- **Your objective**:
Among the entries below, count the lines where the string "Účastníkem" occurs, and give only the number.

- **Extracted material**:

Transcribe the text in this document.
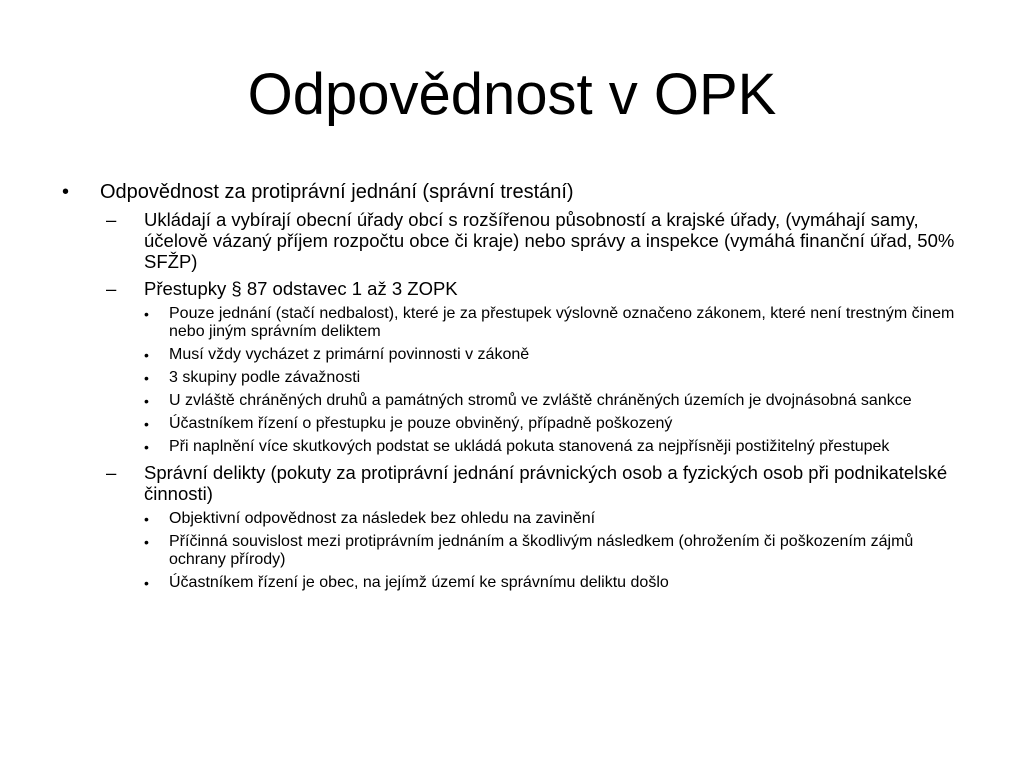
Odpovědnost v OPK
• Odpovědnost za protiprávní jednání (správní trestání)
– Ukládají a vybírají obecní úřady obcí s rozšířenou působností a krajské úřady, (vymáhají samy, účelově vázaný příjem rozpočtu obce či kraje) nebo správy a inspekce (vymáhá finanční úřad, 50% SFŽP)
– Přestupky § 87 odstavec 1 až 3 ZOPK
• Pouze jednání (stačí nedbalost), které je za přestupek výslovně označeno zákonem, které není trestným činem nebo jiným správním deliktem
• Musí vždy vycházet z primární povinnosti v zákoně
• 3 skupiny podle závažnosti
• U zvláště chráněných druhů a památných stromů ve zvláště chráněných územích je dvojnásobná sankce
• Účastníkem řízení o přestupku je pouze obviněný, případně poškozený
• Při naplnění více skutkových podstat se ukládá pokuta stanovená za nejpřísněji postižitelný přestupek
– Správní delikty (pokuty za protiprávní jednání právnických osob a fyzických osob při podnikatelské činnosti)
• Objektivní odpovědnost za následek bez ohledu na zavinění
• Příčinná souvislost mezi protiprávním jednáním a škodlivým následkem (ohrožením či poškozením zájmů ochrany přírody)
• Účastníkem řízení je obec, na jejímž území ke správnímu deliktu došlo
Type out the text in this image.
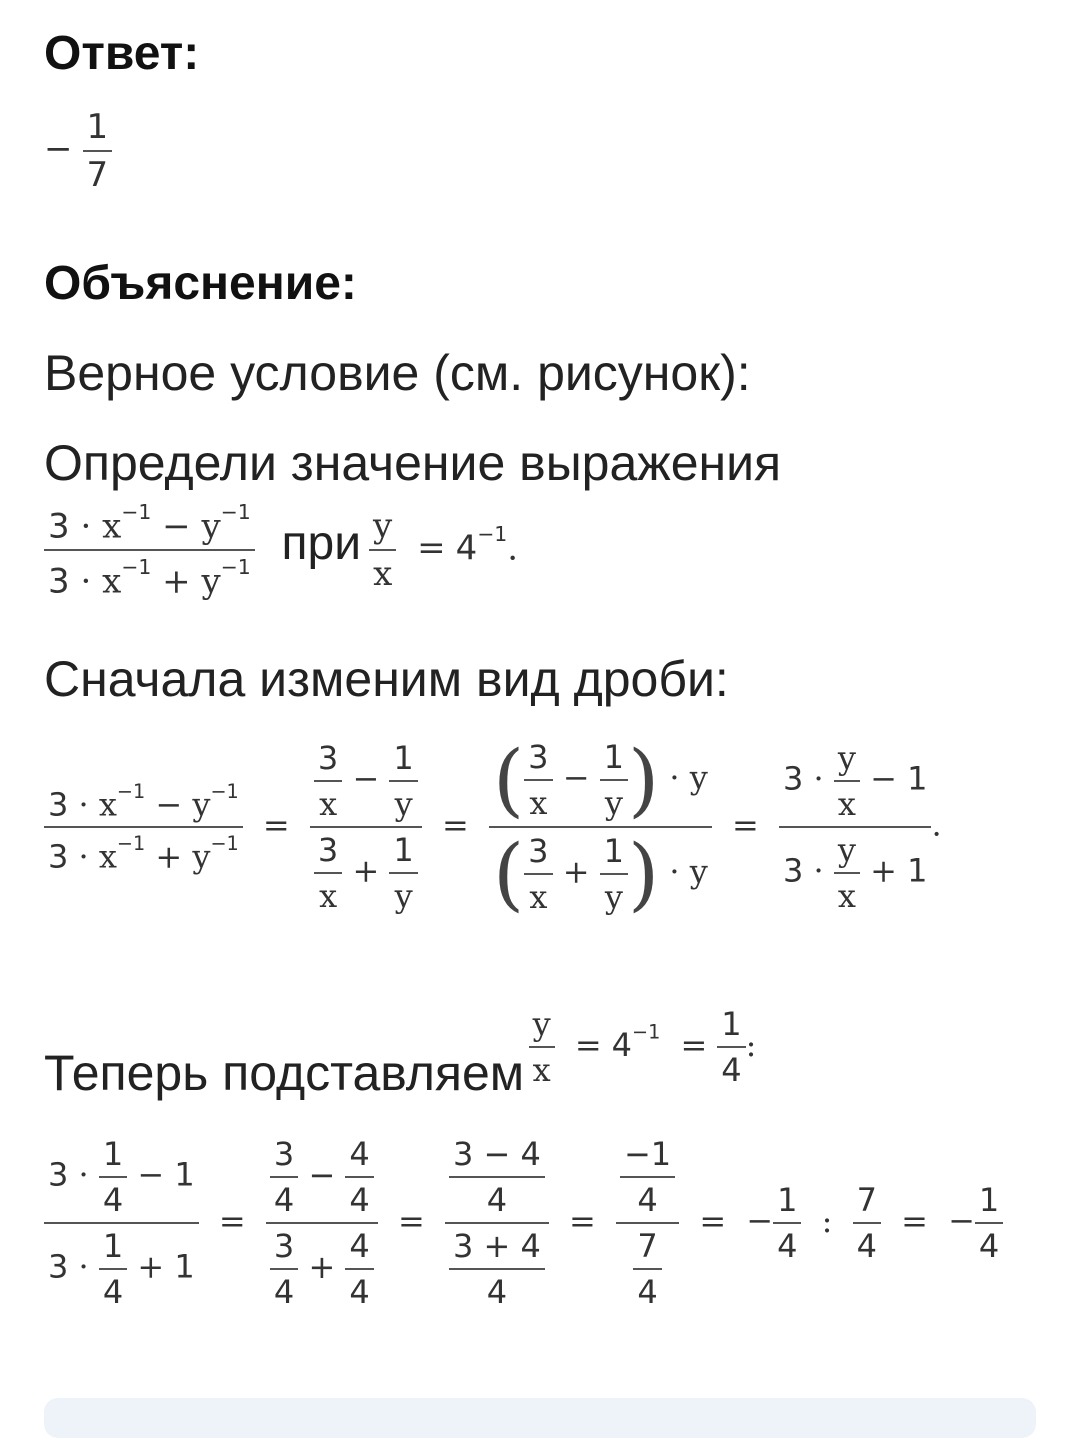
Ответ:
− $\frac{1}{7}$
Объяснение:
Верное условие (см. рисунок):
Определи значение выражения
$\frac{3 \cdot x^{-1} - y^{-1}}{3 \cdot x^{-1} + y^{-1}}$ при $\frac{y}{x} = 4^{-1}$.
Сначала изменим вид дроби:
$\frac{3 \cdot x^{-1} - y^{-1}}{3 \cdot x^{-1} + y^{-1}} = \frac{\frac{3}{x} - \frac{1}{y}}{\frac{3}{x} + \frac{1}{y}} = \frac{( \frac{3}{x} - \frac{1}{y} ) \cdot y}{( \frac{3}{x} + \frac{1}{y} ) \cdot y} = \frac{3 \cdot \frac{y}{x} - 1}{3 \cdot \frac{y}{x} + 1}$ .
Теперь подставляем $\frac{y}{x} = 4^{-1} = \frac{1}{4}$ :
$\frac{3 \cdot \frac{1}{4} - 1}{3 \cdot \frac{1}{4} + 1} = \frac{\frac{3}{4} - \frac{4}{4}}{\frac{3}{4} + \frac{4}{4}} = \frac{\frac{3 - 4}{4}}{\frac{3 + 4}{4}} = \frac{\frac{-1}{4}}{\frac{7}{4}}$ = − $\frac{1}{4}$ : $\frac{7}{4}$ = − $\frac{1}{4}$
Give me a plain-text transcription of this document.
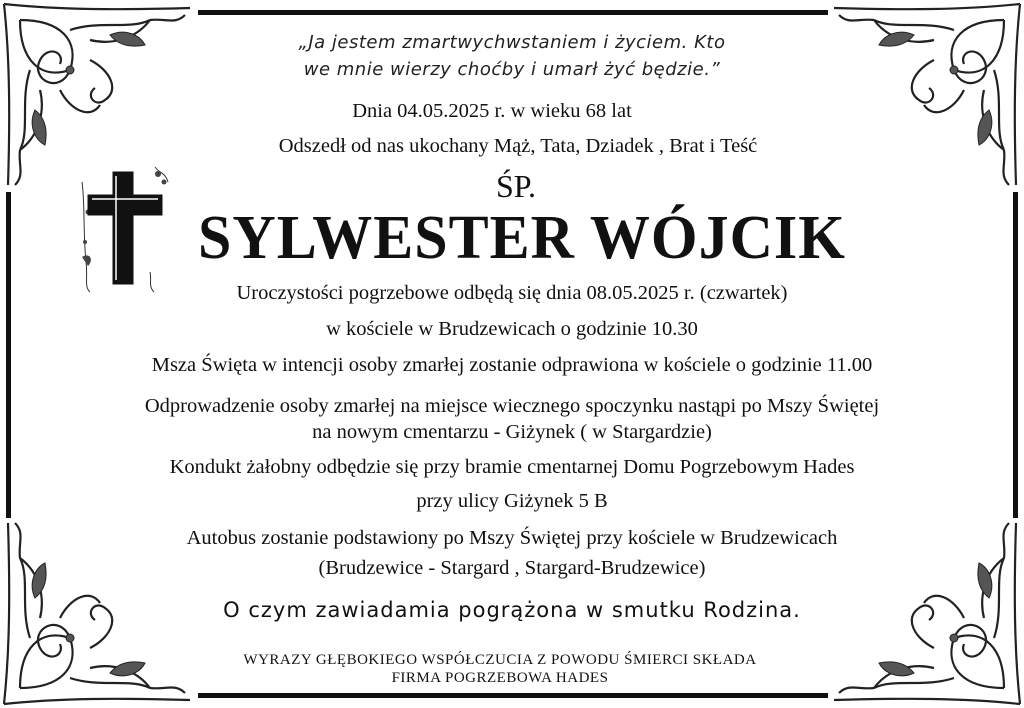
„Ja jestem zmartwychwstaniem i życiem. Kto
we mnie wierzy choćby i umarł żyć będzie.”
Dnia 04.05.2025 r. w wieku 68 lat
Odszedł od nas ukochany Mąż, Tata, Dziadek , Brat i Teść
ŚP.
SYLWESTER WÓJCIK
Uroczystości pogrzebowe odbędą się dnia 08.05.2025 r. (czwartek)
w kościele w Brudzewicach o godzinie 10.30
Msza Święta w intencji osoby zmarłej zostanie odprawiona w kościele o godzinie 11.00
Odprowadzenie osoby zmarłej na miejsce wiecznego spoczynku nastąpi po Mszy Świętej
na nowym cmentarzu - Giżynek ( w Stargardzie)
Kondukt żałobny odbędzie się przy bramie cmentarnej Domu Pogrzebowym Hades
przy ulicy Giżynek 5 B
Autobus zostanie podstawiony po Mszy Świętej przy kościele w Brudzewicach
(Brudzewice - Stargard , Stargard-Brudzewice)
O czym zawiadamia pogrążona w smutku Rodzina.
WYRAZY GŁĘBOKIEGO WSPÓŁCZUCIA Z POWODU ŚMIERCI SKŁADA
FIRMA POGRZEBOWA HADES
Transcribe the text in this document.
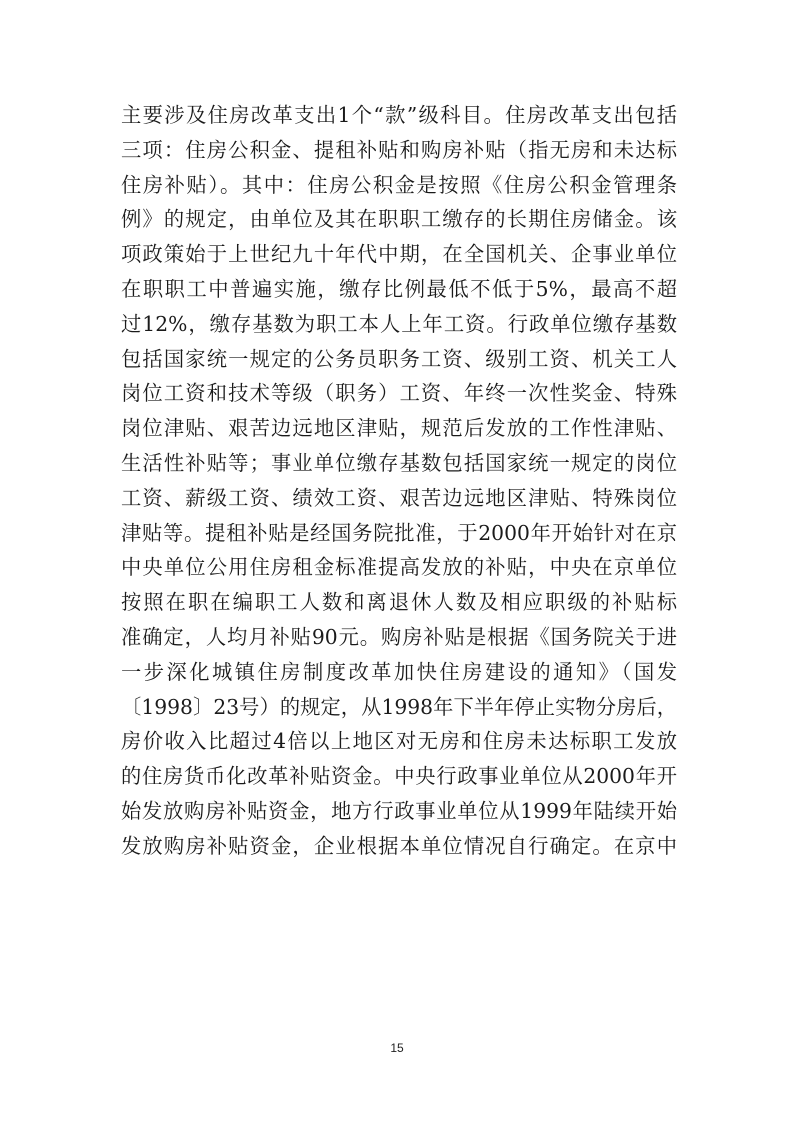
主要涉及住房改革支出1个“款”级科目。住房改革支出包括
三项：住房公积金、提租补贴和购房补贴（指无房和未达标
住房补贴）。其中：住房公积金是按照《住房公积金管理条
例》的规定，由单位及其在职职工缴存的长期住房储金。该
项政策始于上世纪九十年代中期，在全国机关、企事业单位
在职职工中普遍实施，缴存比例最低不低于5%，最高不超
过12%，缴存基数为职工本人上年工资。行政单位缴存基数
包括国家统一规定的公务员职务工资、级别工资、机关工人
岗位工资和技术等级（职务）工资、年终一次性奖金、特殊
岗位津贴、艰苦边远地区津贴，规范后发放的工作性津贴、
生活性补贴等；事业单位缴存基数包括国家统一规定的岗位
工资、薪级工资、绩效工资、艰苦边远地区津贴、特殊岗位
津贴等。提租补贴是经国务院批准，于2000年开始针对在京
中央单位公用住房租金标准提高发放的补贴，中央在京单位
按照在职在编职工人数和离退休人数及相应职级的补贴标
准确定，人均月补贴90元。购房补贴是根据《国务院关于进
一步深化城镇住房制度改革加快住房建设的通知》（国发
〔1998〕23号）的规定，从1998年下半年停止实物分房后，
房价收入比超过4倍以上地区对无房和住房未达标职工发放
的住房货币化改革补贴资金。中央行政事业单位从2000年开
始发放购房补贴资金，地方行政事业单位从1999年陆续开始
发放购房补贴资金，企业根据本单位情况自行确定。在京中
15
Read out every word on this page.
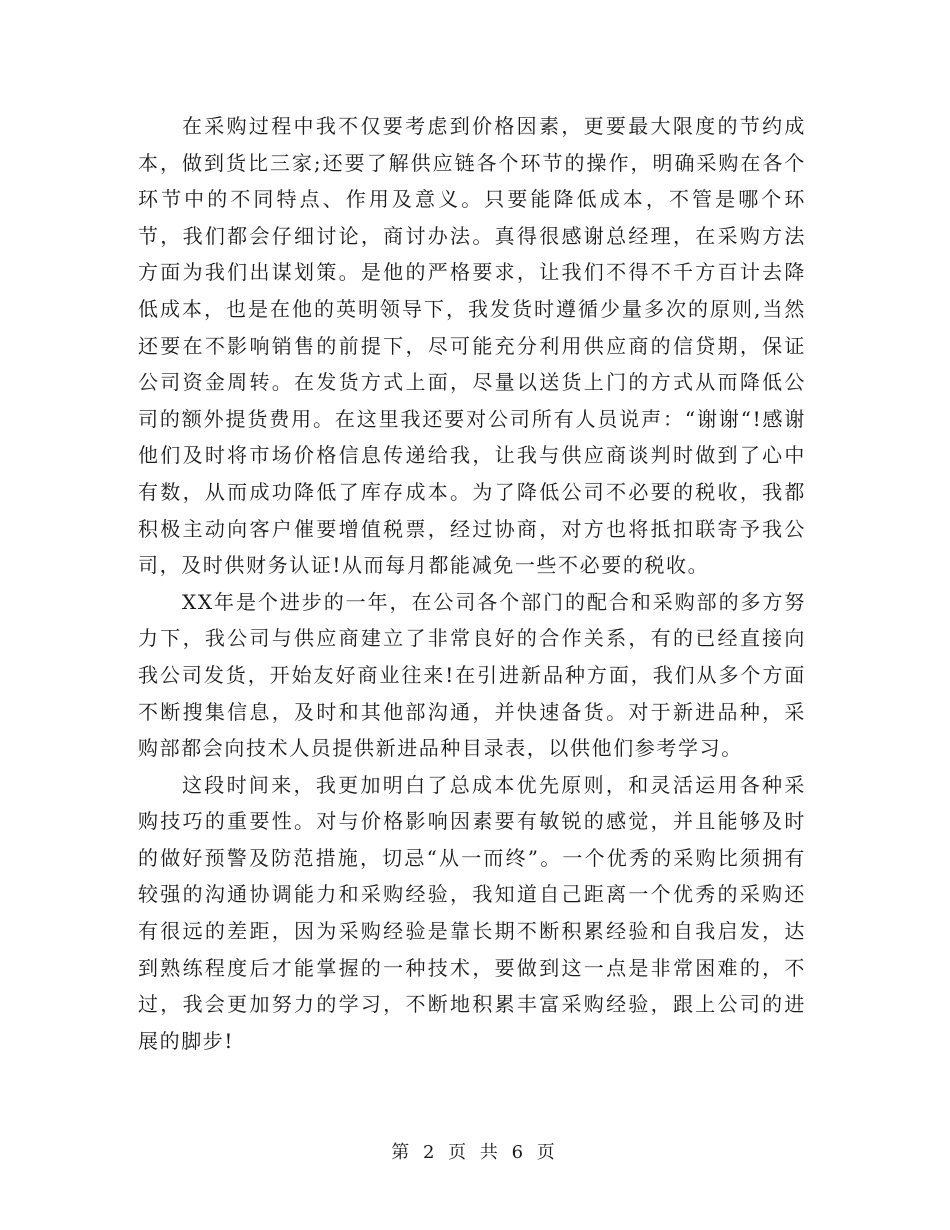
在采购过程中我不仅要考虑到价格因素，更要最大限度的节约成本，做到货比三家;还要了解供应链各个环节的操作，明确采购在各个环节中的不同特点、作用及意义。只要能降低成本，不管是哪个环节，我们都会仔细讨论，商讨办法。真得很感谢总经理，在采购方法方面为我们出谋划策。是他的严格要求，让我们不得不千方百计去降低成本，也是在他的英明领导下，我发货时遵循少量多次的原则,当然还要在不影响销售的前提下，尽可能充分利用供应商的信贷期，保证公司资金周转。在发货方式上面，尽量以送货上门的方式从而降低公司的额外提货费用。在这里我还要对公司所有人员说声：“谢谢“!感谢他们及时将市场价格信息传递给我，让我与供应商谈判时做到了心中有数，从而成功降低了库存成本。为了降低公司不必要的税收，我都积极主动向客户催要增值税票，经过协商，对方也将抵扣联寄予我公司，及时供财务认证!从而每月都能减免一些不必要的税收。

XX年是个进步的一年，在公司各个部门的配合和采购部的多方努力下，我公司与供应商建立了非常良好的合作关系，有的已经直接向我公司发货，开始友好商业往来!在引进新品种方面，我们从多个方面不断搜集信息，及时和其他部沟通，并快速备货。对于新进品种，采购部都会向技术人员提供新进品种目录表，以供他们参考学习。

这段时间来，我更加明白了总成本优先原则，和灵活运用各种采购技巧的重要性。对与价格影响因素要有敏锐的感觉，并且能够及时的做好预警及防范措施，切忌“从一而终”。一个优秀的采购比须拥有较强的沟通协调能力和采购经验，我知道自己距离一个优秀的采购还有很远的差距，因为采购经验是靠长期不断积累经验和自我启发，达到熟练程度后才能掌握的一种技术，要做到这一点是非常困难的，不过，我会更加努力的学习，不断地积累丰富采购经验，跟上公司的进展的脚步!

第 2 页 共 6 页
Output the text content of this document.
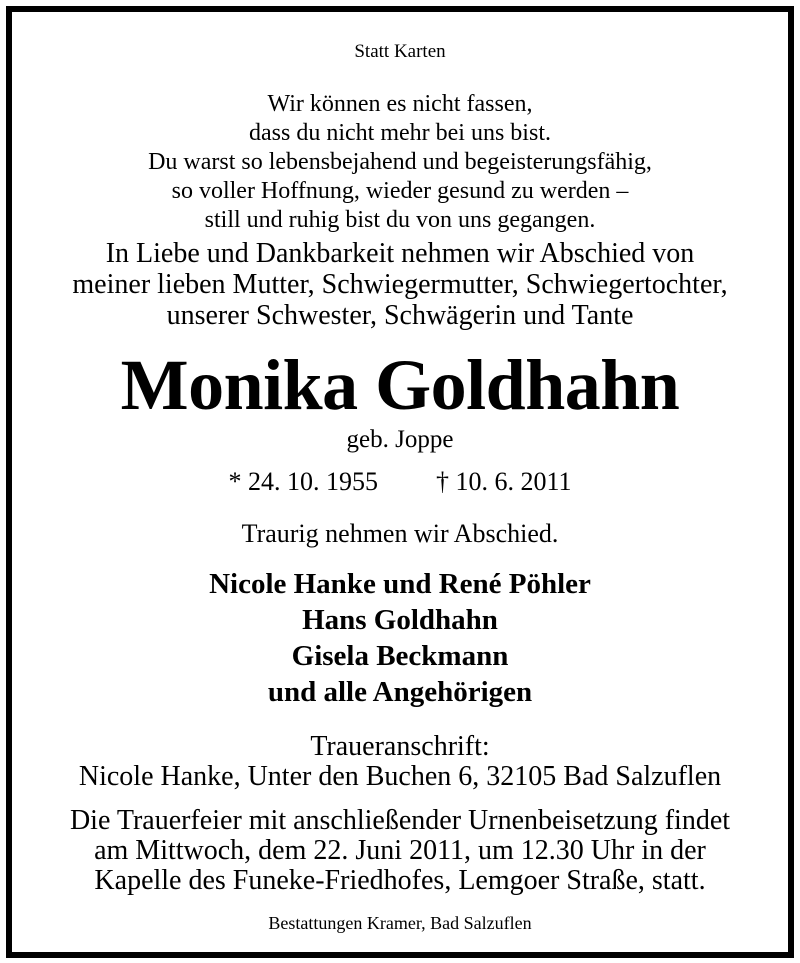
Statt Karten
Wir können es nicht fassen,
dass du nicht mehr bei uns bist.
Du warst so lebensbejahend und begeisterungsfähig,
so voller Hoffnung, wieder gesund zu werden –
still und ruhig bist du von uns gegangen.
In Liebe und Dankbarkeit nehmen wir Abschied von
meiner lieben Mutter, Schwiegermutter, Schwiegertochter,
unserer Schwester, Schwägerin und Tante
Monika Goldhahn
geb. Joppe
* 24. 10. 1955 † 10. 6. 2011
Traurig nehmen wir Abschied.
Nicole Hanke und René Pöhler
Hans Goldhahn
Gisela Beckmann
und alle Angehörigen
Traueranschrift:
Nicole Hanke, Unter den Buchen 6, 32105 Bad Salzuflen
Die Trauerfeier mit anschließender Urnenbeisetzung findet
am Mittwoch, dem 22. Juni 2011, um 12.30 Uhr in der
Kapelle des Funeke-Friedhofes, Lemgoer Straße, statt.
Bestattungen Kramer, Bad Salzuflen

- **Result below**:
2